WRITTEN PROBLEM: Output each entry verbatim and exclude every picture from it.

* start *

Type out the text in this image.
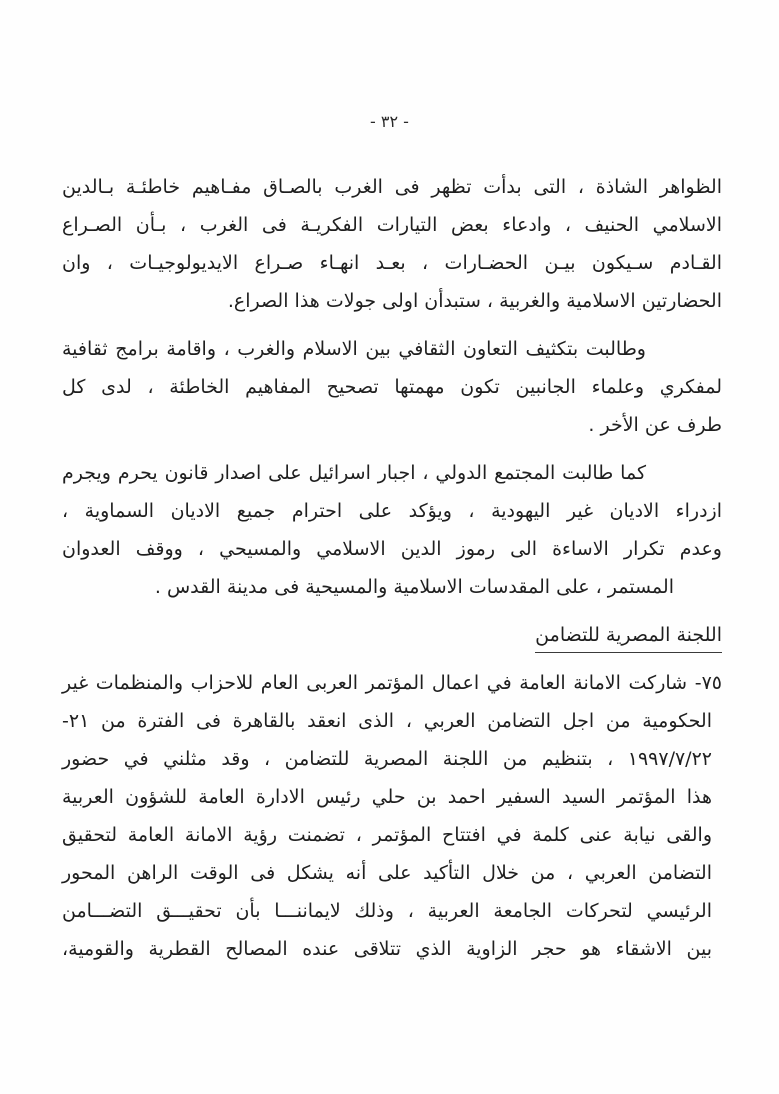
- ٣٢ -
الظواهر الشاذة ، التى بدأت تظهر فى الغرب بالصـاق مفـاهيم خاطئـة بـالدين
الاسلامي الحنيف ، وادعاء بعض التيارات الفكريـة فى الغرب ، بـأن الصـراع
القـادم سـيكون بيـن الحضـارات ، بعـد انهـاء صـراع الايديولوجيـات ، وان
الحضارتين الاسلامية والغربية ، ستبدأن اولى جولات هذا الصراع.
وطالبت بتكثيف التعاون الثقافي بين الاسلام والغرب ، واقامة برامج ثقافية
لمفكري وعلماء الجانبين تكون مهمتها تصحيح المفاهيم الخاطئة ، لدى كل
طرف عن الأخر .
كما طالبت المجتمع الدولي ، اجبار اسرائيل على اصدار قانون يحرم ويجرم
ازدراء الاديان غير اليهودية ، ويؤكد على احترام جميع الاديان السماوية ،
وعدم تكرار الاساءة الى رموز الدين الاسلامي والمسيحي ، ووقف العدوان
المستمر ، على المقدسات الاسلامية والمسيحية فى مدينة القدس .
اللجنة المصرية للتضامن
٧٥- شاركت الامانة العامة في اعمال المؤتمر العربى العام للاحزاب والمنظمات غير
الحكومية من اجل التضامن العربي ، الذى انعقد بالقاهرة فى الفترة من ٢١-
١٩٩٧/٧/٢٢ ، بتنظيم من اللجنة المصرية للتضامن ، وقد مثلني في حضور
هذا المؤتمر السيد السفير احمد بن حلي رئيس الادارة العامة للشؤون العربية
والقى نيابة عنى كلمة في افتتاح المؤتمر ، تضمنت رؤية الامانة العامة لتحقيق
التضامن العربي ، من خلال التأكيد على أنه يشكل فى الوقت الراهن المحور
الرئيسي لتحركات الجامعة العربية ، وذلك لايماننـــا بأن تحقيـــق التضـــامن
بين الاشقاء هو حجر الزاوية الذي تتلاقى عنده المصالح القطرية والقومية،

* end *

EXPECTED ANSWER:
Type out the text in this image.
- ٣٢ -
الظواهر الشاذة ، التى بدأت تظهر فى الغرب بالصـاق مفـاهيم خاطئـة بـالدين
الاسلامي الحنيف ، وادعاء بعض التيارات الفكريـة فى الغرب ، بـأن الصـراع
القـادم سـيكون بيـن الحضـارات ، بعـد انهـاء صـراع الايديولوجيـات ، وان
الحضارتين الاسلامية والغربية ، ستبدأن اولى جولات هذا الصراع.
وطالبت بتكثيف التعاون الثقافي بين الاسلام والغرب ، واقامة برامج ثقافية
لمفكري وعلماء الجانبين تكون مهمتها تصحيح المفاهيم الخاطئة ، لدى كل
طرف عن الأخر .
كما طالبت المجتمع الدولي ، اجبار اسرائيل على اصدار قانون يحرم ويجرم
ازدراء الاديان غير اليهودية ، ويؤكد على احترام جميع الاديان السماوية ،
وعدم تكرار الاساءة الى رموز الدين الاسلامي والمسيحي ، ووقف العدوان
المستمر ، على المقدسات الاسلامية والمسيحية فى مدينة القدس .
اللجنة المصرية للتضامن
٧٥- شاركت الامانة العامة في اعمال المؤتمر العربى العام للاحزاب والمنظمات غير
الحكومية من اجل التضامن العربي ، الذى انعقد بالقاهرة فى الفترة من ٢١-
١٩٩٧/٧/٢٢ ، بتنظيم من اللجنة المصرية للتضامن ، وقد مثلني في حضور
هذا المؤتمر السيد السفير احمد بن حلي رئيس الادارة العامة للشؤون العربية
والقى نيابة عنى كلمة في افتتاح المؤتمر ، تضمنت رؤية الامانة العامة لتحقيق
التضامن العربي ، من خلال التأكيد على أنه يشكل فى الوقت الراهن المحور
الرئيسي لتحركات الجامعة العربية ، وذلك لايماننـــا بأن تحقيـــق التضـــامن
بين الاشقاء هو حجر الزاوية الذي تتلاقى عنده المصالح القطرية والقومية،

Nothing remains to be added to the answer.